>>>>

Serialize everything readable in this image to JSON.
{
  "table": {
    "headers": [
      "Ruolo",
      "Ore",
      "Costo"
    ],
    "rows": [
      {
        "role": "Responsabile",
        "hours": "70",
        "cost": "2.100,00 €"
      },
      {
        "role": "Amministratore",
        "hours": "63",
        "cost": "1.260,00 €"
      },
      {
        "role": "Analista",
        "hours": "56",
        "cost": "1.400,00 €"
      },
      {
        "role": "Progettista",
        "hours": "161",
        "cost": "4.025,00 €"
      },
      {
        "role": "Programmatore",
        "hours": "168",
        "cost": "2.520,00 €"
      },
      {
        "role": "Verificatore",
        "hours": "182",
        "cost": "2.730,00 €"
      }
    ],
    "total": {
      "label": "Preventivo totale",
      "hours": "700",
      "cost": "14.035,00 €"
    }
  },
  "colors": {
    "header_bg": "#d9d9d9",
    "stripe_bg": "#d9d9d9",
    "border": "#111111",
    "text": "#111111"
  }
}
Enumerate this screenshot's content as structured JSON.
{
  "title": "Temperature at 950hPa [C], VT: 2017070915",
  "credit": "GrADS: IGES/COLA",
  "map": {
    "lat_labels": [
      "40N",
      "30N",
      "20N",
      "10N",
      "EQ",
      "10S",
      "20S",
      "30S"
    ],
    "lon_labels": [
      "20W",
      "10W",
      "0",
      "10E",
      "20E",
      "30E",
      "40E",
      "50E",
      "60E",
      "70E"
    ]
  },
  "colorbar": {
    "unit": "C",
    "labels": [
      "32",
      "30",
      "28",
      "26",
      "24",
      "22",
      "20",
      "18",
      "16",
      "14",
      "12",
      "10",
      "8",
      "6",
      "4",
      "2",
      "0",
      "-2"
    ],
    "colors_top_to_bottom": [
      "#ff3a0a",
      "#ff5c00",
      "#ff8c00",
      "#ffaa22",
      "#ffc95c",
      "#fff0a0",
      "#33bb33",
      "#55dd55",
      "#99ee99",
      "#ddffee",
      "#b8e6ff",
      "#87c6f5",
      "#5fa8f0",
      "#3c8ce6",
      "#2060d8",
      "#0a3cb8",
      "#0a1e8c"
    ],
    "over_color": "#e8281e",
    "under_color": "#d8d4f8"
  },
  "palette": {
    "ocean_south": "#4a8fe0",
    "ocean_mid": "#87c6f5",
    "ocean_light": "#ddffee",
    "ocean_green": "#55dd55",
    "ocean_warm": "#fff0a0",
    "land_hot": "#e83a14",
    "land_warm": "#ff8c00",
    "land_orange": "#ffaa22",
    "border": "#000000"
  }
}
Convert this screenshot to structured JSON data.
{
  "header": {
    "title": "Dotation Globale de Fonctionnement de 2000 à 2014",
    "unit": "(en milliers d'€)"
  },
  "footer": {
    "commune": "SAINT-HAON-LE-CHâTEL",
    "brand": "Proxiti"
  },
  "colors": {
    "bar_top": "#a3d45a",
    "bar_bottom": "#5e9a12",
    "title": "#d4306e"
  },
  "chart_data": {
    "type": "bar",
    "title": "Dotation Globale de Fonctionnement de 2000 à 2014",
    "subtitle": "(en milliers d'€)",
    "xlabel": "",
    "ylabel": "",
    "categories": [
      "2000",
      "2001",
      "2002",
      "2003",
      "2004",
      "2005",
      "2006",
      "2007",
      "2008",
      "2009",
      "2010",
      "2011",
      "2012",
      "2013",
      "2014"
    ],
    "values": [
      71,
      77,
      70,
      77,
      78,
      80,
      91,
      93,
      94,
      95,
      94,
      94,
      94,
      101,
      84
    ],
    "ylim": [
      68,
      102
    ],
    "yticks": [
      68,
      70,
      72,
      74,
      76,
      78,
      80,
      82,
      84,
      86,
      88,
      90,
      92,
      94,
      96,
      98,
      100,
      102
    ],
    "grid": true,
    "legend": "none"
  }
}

<<<<

Exercise directions:
Starting at the line that contains "Convert this screenshot", quote each remaining line of the entries above, unchanged.

Exercise solution:
Convert this screenshot to structured JSON data.
{
  "header": {
    "title": "Dotation Globale de Fonctionnement de 2000 à 2014",
    "unit": "(en milliers d'€)"
  },
  "footer": {
    "commune": "SAINT-HAON-LE-CHâTEL",
    "brand": "Proxiti"
  },
  "colors": {
    "bar_top": "#a3d45a",
    "bar_bottom": "#5e9a12",
    "title": "#d4306e"
  },
  "chart_data": {
    "type": "bar",
    "title": "Dotation Globale de Fonctionnement de 2000 à 2014",
    "subtitle": "(en milliers d'€)",
    "xlabel": "",
    "ylabel": "",
    "categories": [
      "2000",
      "2001",
      "2002",
      "2003",
      "2004",
      "2005",
      "2006",
      "2007",
      "2008",
      "2009",
      "2010",
      "2011",
      "2012",
      "2013",
      "2014"
    ],
    "values": [
      71,
      77,
      70,
      77,
      78,
      80,
      91,
      93,
      94,
      95,
      94,
      94,
      94,
      101,
      84
    ],
    "ylim": [
      68,
      102
    ],
    "yticks": [
      68,
      70,
      72,
      74,
      76,
      78,
      80,
      82,
      84,
      86,
      88,
      90,
      92,
      94,
      96,
      98,
      100,
      102
    ],
    "grid": true,
    "legend": "none"
  }
}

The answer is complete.